Material to process start
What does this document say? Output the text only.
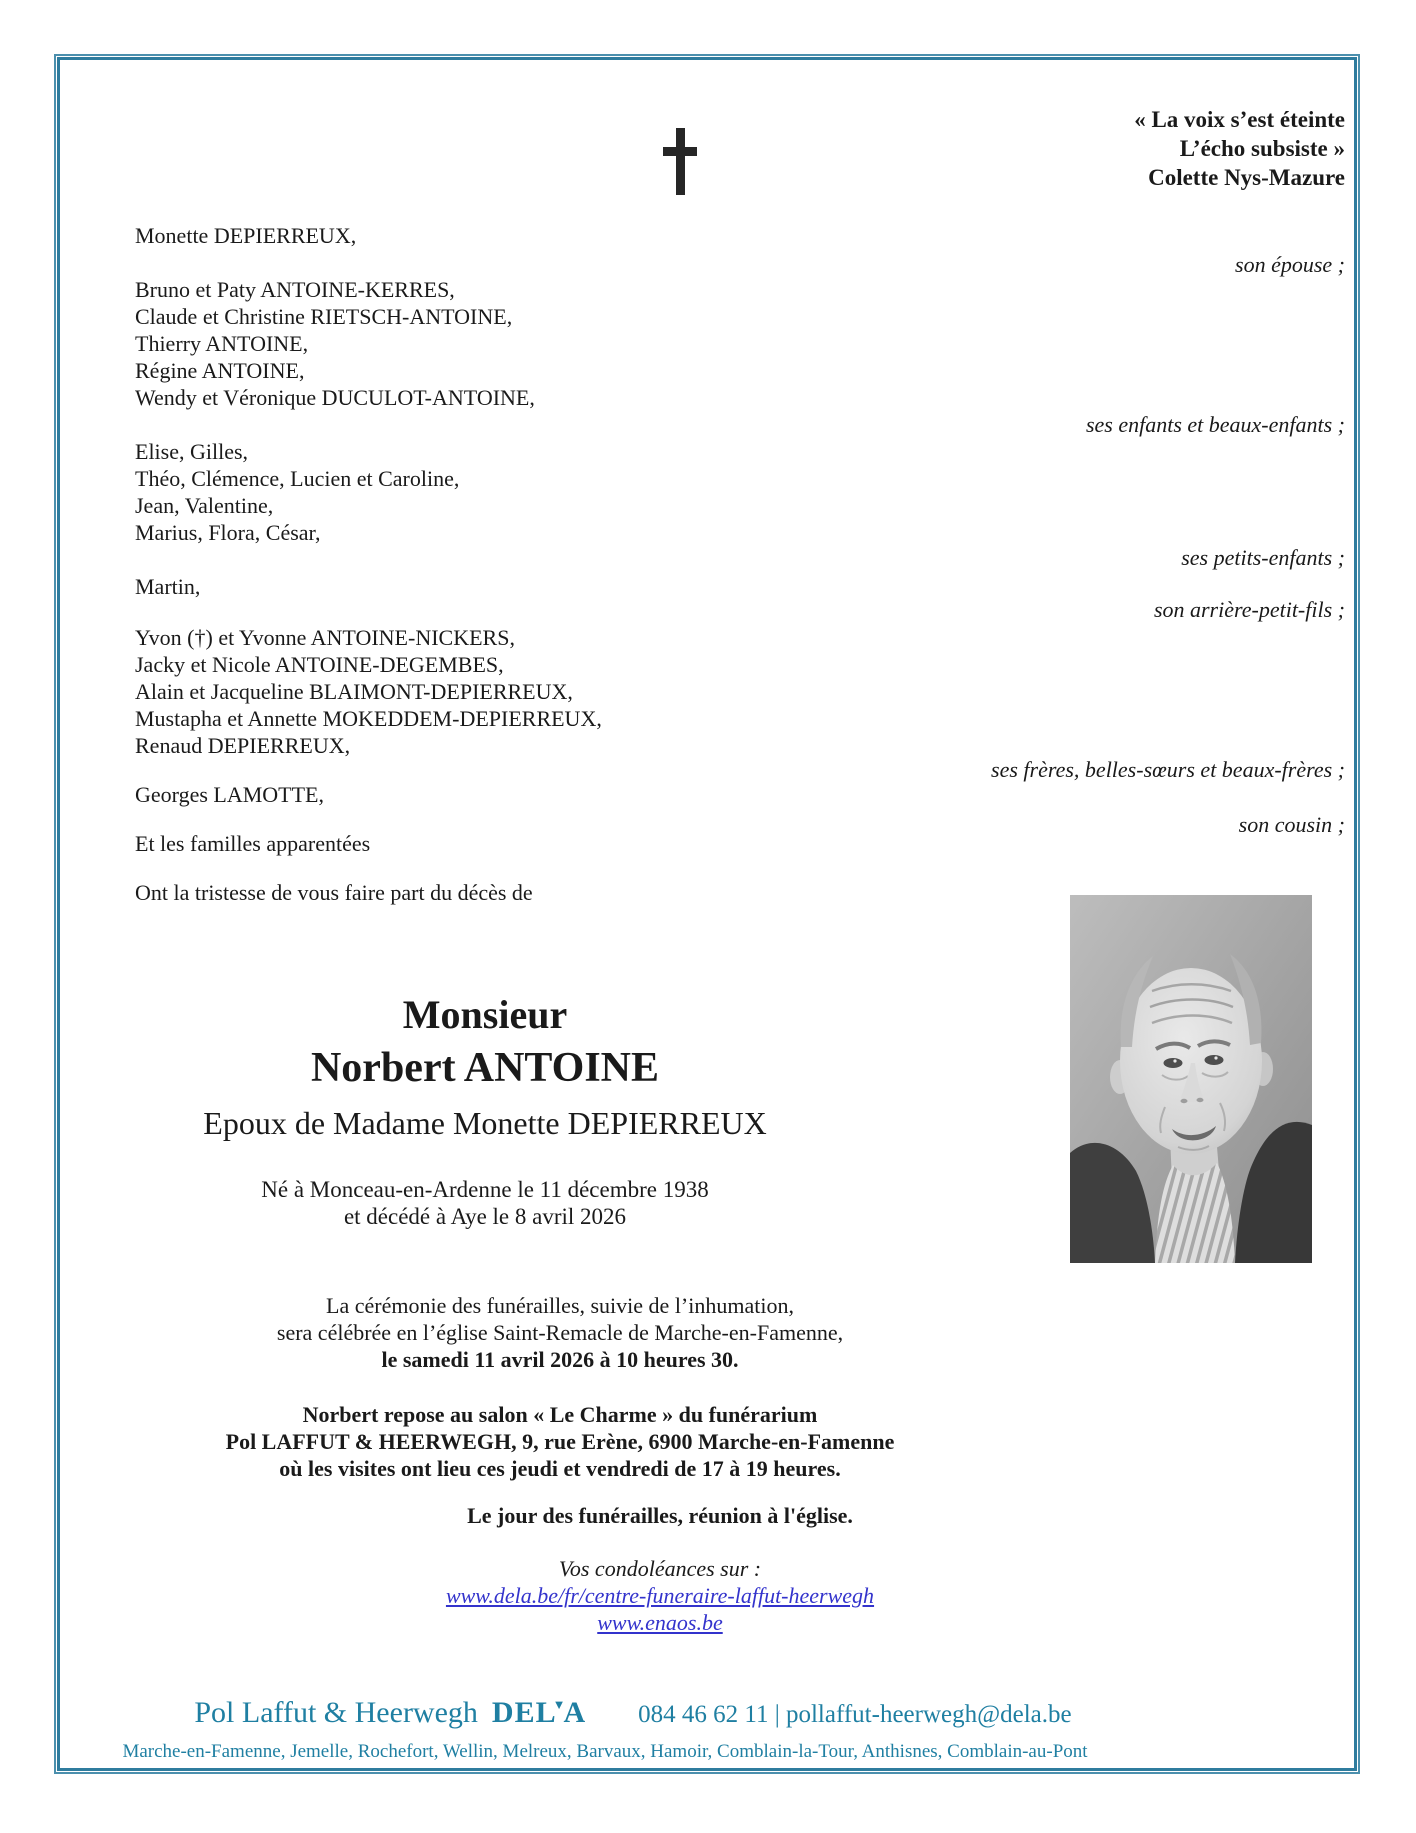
« La voix s’est éteinte
L’écho subsiste »
Colette Nys-Mazure
Monette DEPIERREUX,
Bruno et Paty ANTOINE-KERRES,
Claude et Christine RIETSCH-ANTOINE,
Thierry ANTOINE,
Régine ANTOINE,
Wendy et Véronique DUCULOT-ANTOINE,
Elise, Gilles,
Théo, Clémence, Lucien et Caroline,
Jean, Valentine,
Marius, Flora, César,
Martin,
Yvon (†) et Yvonne ANTOINE-NICKERS,
Jacky et Nicole ANTOINE-DEGEMBES,
Alain et Jacqueline BLAIMONT-DEPIERREUX,
Mustapha et Annette MOKEDDEM-DEPIERREUX,
Renaud DEPIERREUX,
Georges LAMOTTE,
Et les familles apparentées
Ont la tristesse de vous faire part du décès de
son épouse ;
ses enfants et beaux-enfants ;
ses petits-enfants ;
son arrière-petit-fils ;
ses frères, belles-sœurs et beaux-frères ;
son cousin ;
Monsieur
Norbert ANTOINE
Epoux de Madame Monette DEPIERREUX
Né à Monceau-en-Ardenne le 11 décembre 1938
et décédé à Aye le 8 avril 2026
La cérémonie des funérailles, suivie de l’inhumation,
sera célébrée en l’église Saint-Remacle de Marche-en-Famenne,
le samedi 11 avril 2026 à 10 heures 30.
Norbert repose au salon « Le Charme » du funérarium
Pol LAFFUT & HEERWEGH, 9, rue Erène, 6900 Marche-en-Famenne
où les visites ont lieu ces jeudi et vendredi de 17 à 19 heures.
Le jour des funérailles, réunion à l'église.
Vos condoléances sur :
www.dela.be/fr/centre-funeraire-laffut-heerwegh
www.enaos.be
Pol Laffut & Heerwegh DEL▼A 084 46 62 11 | pollaffut-heerwegh@dela.be
Marche-en-Famenne, Jemelle, Rochefort, Wellin, Melreux, Barvaux, Hamoir, Comblain-la-Tour, Anthisnes, Comblain-au-Pont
Material to process end
▶ _Exercise instructions_: Quote the material word for word, dropping any images it holds.

▶ _Answer to this problem_:
What does this document say? Output the text only.
« La voix s’est éteinte
L’écho subsiste »
Colette Nys-Mazure
Monette DEPIERREUX,
Bruno et Paty ANTOINE-KERRES,
Claude et Christine RIETSCH-ANTOINE,
Thierry ANTOINE,
Régine ANTOINE,
Wendy et Véronique DUCULOT-ANTOINE,
Elise, Gilles,
Théo, Clémence, Lucien et Caroline,
Jean, Valentine,
Marius, Flora, César,
Martin,
Yvon (†) et Yvonne ANTOINE-NICKERS,
Jacky et Nicole ANTOINE-DEGEMBES,
Alain et Jacqueline BLAIMONT-DEPIERREUX,
Mustapha et Annette MOKEDDEM-DEPIERREUX,
Renaud DEPIERREUX,
Georges LAMOTTE,
Et les familles apparentées
Ont la tristesse de vous faire part du décès de
son épouse ;
ses enfants et beaux-enfants ;
ses petits-enfants ;
son arrière-petit-fils ;
ses frères, belles-sœurs et beaux-frères ;
son cousin ;
Monsieur
Norbert ANTOINE
Epoux de Madame Monette DEPIERREUX
Né à Monceau-en-Ardenne le 11 décembre 1938
et décédé à Aye le 8 avril 2026
La cérémonie des funérailles, suivie de l’inhumation,
sera célébrée en l’église Saint-Remacle de Marche-en-Famenne,
le samedi 11 avril 2026 à 10 heures 30.
Norbert repose au salon « Le Charme » du funérarium
Pol LAFFUT & HEERWEGH, 9, rue Erène, 6900 Marche-en-Famenne
où les visites ont lieu ces jeudi et vendredi de 17 à 19 heures.
Le jour des funérailles, réunion à l'église.
Vos condoléances sur :
www.dela.be/fr/centre-funeraire-laffut-heerwegh
www.enaos.be
Pol Laffut & Heerwegh DEL▼A 084 46 62 11 | pollaffut-heerwegh@dela.be
Marche-en-Famenne, Jemelle, Rochefort, Wellin, Melreux, Barvaux, Hamoir, Comblain-la-Tour, Anthisnes, Comblain-au-Pont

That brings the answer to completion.